[Saved entries]
━━━━━━━━━━━━━━━━

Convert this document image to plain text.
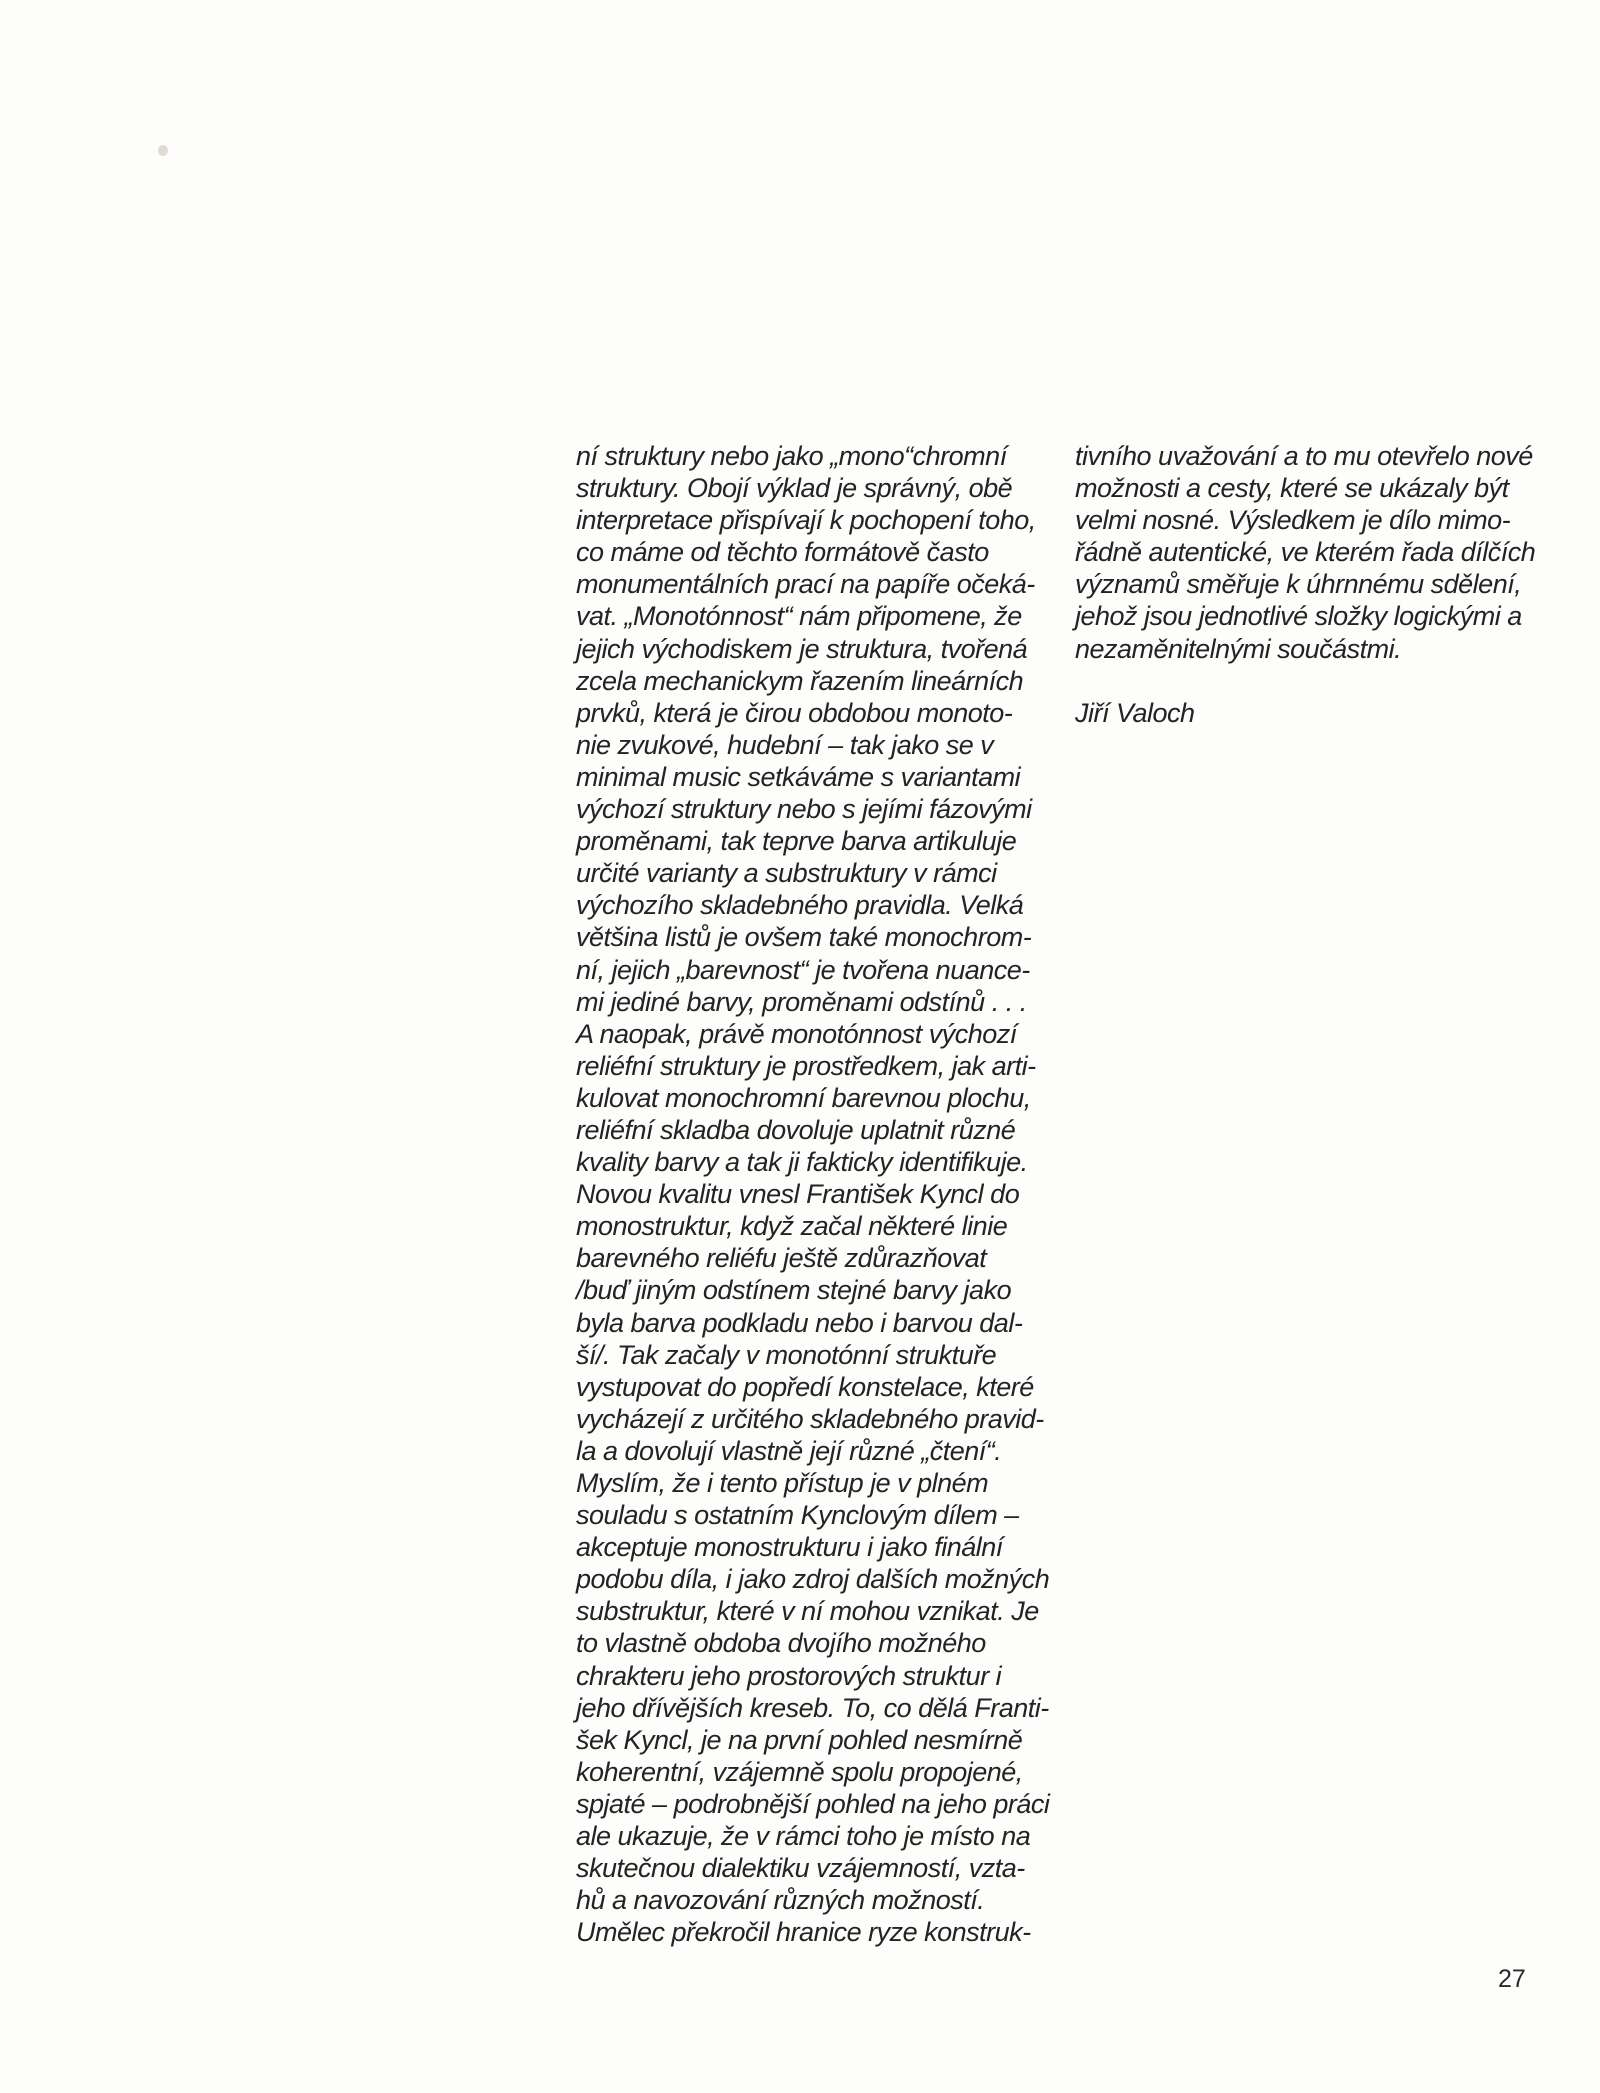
ní struktury nebo jako „mono“chromní
struktury. Obojí výklad je správný, obě
interpretace přispívají k pochopení toho,
co máme od těchto formátově často
monumentálních prací na papíře očeká-
vat. „Monotónnost“ nám připomene, že
jejich východiskem je struktura, tvořená
zcela mechanickym řazením lineárních
prvků, která je čirou obdobou monoto-
nie zvukové, hudební – tak jako se v
minimal music setkáváme s variantami
výchozí struktury nebo s jejími fázovými
proměnami, tak teprve barva artikuluje
určité varianty a substruktury v rámci
výchozího skladebného pravidla. Velká
většina listů je ovšem také monochrom-
ní, jejich „barevnost“ je tvořena nuance-
mi jediné barvy, proměnami odstínů . . .
A naopak, právě monotónnost výchozí
reliéfní struktury je prostředkem, jak arti-
kulovat monochromní barevnou plochu,
reliéfní skladba dovoluje uplatnit různé
kvality barvy a tak ji fakticky identifikuje.
Novou kvalitu vnesl František Kyncl do
monostruktur, když začal některé linie
barevného reliéfu ještě zdůrazňovat
/buď jiným odstínem stejné barvy jako
byla barva podkladu nebo i barvou dal-
ší/. Tak začaly v monotónní struktuře
vystupovat do popředí konstelace, které
vycházejí z určitého skladebného pravid-
la a dovolují vlastně její různé „čtení“.
Myslím, že i tento přístup je v plném
souladu s ostatním Kynclovým dílem –
akceptuje monostrukturu i jako finální
podobu díla, i jako zdroj dalších možných
substruktur, které v ní mohou vznikat. Je
to vlastně obdoba dvojího možného
chrakteru jeho prostorových struktur i
jeho dřívějších kreseb. To, co dělá Franti-
šek Kyncl, je na první pohled nesmírně
koherentní, vzájemně spolu propojené,
spjaté – podrobnější pohled na jeho práci
ale ukazuje, že v rámci toho je místo na
skutečnou dialektiku vzájemností, vzta-
hů a navozování různých možností.
Umělec překročil hranice ryze konstruk-
tivního uvažování a to mu otevřelo nové
možnosti a cesty, které se ukázaly být
velmi nosné. Výsledkem je dílo mimo-
řádně autentické, ve kterém řada dílčích
významů směřuje k úhrnnému sdělení,
jehož jsou jednotlivé složky logickými a
nezaměnitelnými součástmi.
Jiří Valoch
27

━━━━━━━━━━━━━━━━

# YOUR TASK:
What you return should match the records above word for word, minus the pictures.

# ANSWER TO THE PROBLEM:
Convert this document image to plain text.
ní struktury nebo jako „mono“chromní
struktury. Obojí výklad je správný, obě
interpretace přispívají k pochopení toho,
co máme od těchto formátově často
monumentálních prací na papíře očeká-
vat. „Monotónnost“ nám připomene, že
jejich východiskem je struktura, tvořená
zcela mechanickym řazením lineárních
prvků, která je čirou obdobou monoto-
nie zvukové, hudební – tak jako se v
minimal music setkáváme s variantami
výchozí struktury nebo s jejími fázovými
proměnami, tak teprve barva artikuluje
určité varianty a substruktury v rámci
výchozího skladebného pravidla. Velká
většina listů je ovšem také monochrom-
ní, jejich „barevnost“ je tvořena nuance-
mi jediné barvy, proměnami odstínů . . .
A naopak, právě monotónnost výchozí
reliéfní struktury je prostředkem, jak arti-
kulovat monochromní barevnou plochu,
reliéfní skladba dovoluje uplatnit různé
kvality barvy a tak ji fakticky identifikuje.
Novou kvalitu vnesl František Kyncl do
monostruktur, když začal některé linie
barevného reliéfu ještě zdůrazňovat
/buď jiným odstínem stejné barvy jako
byla barva podkladu nebo i barvou dal-
ší/. Tak začaly v monotónní struktuře
vystupovat do popředí konstelace, které
vycházejí z určitého skladebného pravid-
la a dovolují vlastně její různé „čtení“.
Myslím, že i tento přístup je v plném
souladu s ostatním Kynclovým dílem –
akceptuje monostrukturu i jako finální
podobu díla, i jako zdroj dalších možných
substruktur, které v ní mohou vznikat. Je
to vlastně obdoba dvojího možného
chrakteru jeho prostorových struktur i
jeho dřívějších kreseb. To, co dělá Franti-
šek Kyncl, je na první pohled nesmírně
koherentní, vzájemně spolu propojené,
spjaté – podrobnější pohled na jeho práci
ale ukazuje, že v rámci toho je místo na
skutečnou dialektiku vzájemností, vzta-
hů a navozování různých možností.
Umělec překročil hranice ryze konstruk-
tivního uvažování a to mu otevřelo nové
možnosti a cesty, které se ukázaly být
velmi nosné. Výsledkem je dílo mimo-
řádně autentické, ve kterém řada dílčích
významů směřuje k úhrnnému sdělení,
jehož jsou jednotlivé složky logickými a
nezaměnitelnými součástmi.
Jiří Valoch
27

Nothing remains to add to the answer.